:: Written instruction ::
Show all lines of the listing that hold the word "ярусність".

:: Given records ::
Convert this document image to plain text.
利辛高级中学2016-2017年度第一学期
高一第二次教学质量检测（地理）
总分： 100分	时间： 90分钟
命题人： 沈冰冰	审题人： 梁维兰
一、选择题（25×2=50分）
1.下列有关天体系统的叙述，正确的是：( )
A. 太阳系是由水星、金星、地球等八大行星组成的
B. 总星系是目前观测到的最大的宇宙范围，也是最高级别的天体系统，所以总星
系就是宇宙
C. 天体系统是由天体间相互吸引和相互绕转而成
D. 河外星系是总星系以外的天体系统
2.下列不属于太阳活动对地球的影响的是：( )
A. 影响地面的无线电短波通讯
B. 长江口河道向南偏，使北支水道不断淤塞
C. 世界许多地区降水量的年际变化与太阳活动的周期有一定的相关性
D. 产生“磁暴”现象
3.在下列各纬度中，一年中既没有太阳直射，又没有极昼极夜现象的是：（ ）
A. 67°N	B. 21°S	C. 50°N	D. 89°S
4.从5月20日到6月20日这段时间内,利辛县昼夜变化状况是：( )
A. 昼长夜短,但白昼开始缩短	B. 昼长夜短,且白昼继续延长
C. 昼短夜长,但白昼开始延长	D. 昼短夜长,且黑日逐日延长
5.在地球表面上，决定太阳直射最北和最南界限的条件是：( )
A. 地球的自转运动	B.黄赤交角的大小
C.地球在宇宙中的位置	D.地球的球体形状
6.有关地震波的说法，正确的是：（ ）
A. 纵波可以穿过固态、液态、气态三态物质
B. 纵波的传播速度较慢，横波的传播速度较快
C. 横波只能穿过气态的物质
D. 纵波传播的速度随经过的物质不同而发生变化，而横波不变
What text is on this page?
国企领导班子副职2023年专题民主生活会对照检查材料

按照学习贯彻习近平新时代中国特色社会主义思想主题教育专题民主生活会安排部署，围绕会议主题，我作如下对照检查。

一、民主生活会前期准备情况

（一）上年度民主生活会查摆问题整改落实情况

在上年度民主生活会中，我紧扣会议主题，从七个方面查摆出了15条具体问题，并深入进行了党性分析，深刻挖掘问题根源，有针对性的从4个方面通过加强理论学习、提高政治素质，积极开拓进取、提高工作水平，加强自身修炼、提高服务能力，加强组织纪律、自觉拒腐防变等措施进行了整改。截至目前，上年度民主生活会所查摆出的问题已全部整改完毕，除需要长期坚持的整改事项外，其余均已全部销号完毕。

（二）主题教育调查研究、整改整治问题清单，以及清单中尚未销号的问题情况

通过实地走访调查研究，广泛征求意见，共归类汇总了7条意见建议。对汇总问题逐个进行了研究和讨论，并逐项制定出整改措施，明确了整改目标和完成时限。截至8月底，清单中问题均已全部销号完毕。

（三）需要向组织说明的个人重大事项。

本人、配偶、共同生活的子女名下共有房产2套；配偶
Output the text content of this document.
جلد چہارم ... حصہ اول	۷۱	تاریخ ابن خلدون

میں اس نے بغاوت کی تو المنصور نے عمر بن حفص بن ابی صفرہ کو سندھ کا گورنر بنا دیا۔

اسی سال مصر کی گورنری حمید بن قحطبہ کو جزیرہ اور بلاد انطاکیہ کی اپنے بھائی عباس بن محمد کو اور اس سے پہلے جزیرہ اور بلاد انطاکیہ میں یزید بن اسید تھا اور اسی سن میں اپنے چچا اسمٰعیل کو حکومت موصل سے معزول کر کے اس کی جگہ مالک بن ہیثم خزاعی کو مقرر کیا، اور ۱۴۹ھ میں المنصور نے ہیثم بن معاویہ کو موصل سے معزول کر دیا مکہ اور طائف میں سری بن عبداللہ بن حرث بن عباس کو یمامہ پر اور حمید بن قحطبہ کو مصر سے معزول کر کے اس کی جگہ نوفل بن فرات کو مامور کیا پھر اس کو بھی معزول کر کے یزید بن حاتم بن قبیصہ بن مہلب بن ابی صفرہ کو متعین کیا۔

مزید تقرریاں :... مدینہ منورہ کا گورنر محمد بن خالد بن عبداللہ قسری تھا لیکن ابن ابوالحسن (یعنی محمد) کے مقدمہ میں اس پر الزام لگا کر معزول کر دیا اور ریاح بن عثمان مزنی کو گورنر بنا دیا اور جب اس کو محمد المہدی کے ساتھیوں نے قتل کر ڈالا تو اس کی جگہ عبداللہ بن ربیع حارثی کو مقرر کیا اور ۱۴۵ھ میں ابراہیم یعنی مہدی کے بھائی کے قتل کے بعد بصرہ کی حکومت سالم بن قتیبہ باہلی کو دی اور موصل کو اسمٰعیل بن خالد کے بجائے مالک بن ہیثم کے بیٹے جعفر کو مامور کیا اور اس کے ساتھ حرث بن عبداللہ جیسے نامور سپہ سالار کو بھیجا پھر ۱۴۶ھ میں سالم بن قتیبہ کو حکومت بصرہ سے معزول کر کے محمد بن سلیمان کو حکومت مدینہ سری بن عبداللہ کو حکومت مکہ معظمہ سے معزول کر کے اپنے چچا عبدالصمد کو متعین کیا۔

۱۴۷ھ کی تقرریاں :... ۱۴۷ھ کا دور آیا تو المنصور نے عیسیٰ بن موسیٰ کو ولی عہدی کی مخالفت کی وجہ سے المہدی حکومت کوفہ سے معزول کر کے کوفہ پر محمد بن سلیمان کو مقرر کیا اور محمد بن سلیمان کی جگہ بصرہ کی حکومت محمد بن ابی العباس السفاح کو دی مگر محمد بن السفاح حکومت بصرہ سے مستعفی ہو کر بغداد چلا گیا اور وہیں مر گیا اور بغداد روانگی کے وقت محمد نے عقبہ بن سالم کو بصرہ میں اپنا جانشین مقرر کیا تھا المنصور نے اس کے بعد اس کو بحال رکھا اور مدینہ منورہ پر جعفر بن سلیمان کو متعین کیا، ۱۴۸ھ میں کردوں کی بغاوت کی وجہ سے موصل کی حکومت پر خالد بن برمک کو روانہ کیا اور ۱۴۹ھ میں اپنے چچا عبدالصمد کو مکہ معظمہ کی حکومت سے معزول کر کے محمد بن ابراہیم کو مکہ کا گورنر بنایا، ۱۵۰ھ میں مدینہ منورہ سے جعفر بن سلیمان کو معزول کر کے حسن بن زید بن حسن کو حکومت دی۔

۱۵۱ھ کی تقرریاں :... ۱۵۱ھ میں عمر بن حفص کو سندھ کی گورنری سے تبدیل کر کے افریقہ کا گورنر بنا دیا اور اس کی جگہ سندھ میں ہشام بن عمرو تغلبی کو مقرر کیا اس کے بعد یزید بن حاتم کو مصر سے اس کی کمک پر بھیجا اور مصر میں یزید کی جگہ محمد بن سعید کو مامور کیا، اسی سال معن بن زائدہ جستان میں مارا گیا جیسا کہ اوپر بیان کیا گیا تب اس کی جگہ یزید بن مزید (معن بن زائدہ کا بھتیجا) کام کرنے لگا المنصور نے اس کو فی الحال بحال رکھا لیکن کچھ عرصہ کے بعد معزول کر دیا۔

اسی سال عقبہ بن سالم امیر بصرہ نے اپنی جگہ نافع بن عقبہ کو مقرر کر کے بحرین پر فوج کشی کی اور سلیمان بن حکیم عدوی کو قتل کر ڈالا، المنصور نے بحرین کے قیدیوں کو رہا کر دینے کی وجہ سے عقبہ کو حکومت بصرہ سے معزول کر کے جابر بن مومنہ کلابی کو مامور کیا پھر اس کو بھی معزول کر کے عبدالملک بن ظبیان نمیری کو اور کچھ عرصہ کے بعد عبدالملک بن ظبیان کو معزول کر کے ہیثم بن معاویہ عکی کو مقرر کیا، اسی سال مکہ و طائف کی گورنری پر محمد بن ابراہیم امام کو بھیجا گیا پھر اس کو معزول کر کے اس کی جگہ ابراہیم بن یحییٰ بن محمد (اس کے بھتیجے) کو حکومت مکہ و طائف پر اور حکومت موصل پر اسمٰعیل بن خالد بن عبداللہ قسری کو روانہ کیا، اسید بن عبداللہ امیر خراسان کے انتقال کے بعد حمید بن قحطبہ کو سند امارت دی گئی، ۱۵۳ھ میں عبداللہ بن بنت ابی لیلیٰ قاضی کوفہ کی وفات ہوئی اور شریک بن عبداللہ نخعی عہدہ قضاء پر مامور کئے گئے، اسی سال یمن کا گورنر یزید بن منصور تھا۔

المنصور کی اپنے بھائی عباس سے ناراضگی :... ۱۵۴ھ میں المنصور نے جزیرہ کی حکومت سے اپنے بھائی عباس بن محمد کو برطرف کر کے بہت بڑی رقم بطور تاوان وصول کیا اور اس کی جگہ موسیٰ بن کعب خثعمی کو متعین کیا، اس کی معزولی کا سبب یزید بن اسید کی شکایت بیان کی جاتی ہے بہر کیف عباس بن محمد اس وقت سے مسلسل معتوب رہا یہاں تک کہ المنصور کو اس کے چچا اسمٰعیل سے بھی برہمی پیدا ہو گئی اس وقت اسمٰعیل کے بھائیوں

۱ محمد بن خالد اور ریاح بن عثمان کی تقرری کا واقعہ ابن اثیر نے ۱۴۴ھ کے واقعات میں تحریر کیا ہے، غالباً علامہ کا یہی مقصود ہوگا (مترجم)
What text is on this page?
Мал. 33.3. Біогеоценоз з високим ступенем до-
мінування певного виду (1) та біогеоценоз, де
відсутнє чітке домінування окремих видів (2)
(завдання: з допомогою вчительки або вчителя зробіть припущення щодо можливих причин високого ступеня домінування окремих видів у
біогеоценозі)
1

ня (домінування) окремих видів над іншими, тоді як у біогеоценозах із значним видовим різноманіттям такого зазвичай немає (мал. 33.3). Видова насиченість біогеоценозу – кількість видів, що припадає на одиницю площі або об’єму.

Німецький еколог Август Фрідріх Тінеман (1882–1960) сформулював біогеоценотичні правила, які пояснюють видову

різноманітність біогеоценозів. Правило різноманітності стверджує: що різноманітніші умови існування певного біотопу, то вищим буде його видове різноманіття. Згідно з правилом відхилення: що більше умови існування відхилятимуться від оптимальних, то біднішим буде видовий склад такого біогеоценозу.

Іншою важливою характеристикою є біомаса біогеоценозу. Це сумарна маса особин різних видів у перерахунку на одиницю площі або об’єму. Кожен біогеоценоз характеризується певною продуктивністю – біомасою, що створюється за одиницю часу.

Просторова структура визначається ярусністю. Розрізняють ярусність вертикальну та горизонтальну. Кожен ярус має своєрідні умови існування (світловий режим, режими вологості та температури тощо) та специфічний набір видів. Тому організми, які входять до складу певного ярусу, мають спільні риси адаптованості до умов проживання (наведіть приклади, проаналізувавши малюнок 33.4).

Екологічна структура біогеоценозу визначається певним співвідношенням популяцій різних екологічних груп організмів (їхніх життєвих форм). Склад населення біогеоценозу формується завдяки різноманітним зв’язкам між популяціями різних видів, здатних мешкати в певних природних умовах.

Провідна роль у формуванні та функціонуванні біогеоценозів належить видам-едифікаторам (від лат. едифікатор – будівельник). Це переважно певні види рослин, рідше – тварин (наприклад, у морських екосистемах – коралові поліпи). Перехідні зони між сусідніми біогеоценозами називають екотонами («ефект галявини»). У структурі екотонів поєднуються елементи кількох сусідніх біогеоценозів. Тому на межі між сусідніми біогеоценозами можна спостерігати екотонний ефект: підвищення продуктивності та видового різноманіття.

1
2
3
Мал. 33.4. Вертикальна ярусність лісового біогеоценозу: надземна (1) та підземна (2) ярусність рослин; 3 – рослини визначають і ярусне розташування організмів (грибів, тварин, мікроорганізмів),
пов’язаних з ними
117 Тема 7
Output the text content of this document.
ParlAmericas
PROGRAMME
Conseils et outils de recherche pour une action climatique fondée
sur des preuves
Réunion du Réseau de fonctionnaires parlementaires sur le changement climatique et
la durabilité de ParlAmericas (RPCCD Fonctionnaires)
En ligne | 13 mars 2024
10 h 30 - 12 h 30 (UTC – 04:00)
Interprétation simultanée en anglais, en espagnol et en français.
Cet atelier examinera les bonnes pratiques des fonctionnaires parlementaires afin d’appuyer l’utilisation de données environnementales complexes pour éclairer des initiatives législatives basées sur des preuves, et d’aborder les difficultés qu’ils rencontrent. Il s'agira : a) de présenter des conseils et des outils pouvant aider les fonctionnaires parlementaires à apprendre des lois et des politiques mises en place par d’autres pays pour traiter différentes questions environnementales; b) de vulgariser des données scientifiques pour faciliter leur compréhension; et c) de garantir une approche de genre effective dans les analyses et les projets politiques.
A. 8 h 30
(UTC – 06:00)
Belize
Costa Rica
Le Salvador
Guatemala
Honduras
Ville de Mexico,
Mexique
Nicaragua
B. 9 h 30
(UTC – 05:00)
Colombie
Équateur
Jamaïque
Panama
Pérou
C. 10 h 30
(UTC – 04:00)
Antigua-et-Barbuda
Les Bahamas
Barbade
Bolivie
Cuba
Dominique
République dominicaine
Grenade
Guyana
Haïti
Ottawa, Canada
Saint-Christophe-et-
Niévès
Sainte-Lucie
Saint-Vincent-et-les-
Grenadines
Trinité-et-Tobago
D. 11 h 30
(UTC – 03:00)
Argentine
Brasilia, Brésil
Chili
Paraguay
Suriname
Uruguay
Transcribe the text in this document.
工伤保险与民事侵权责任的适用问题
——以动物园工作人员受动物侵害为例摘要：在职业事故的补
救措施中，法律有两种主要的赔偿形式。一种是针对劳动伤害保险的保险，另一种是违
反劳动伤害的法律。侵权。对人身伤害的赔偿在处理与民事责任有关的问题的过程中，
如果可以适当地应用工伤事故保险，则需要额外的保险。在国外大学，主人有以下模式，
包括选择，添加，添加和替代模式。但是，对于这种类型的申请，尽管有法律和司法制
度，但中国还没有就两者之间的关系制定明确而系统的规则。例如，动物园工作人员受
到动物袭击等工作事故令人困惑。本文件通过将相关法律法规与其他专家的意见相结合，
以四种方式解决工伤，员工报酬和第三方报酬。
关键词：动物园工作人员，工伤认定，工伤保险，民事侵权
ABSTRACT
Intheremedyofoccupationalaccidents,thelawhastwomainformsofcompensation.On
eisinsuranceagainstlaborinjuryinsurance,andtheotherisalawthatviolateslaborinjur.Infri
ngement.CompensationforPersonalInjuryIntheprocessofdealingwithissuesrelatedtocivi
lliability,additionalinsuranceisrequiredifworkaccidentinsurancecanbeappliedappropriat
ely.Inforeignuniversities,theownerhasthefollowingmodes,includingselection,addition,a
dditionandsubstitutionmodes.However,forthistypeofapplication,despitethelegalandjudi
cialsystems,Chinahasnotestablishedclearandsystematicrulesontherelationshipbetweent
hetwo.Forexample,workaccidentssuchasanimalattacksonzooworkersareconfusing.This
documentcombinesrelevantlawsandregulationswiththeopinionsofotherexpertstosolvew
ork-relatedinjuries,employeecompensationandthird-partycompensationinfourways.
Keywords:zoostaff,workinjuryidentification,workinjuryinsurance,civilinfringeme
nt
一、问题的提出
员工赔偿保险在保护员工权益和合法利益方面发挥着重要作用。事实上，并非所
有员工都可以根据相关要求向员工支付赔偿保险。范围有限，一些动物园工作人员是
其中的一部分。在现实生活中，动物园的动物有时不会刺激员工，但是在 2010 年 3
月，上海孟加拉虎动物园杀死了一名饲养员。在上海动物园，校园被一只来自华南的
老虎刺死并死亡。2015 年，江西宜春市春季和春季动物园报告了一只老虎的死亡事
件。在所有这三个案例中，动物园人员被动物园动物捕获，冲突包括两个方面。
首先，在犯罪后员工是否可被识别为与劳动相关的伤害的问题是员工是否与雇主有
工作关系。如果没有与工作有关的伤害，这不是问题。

:: Final answer ::
Просторова структура визначається ярусністю. Розрізняють ярусність вертикальну та горизонтальну. Кожен ярус має своєрідні умови існування (світловий режим, режими вологості та температури тощо) та специфічний набір видів. Тому організми, які входять до складу певного ярусу, мають спільні риси адаптованості до умов проживання (наведіть приклади, проаналізувавши малюнок 33.4).
Мал. 33.4. Вертикальна ярусність лісового біогеоценозу: надземна (1) та підземна (2) ярусність рослин; 3 – рослини визначають і ярусне розташування організмів (грибів, тварин, мікроорганізмів),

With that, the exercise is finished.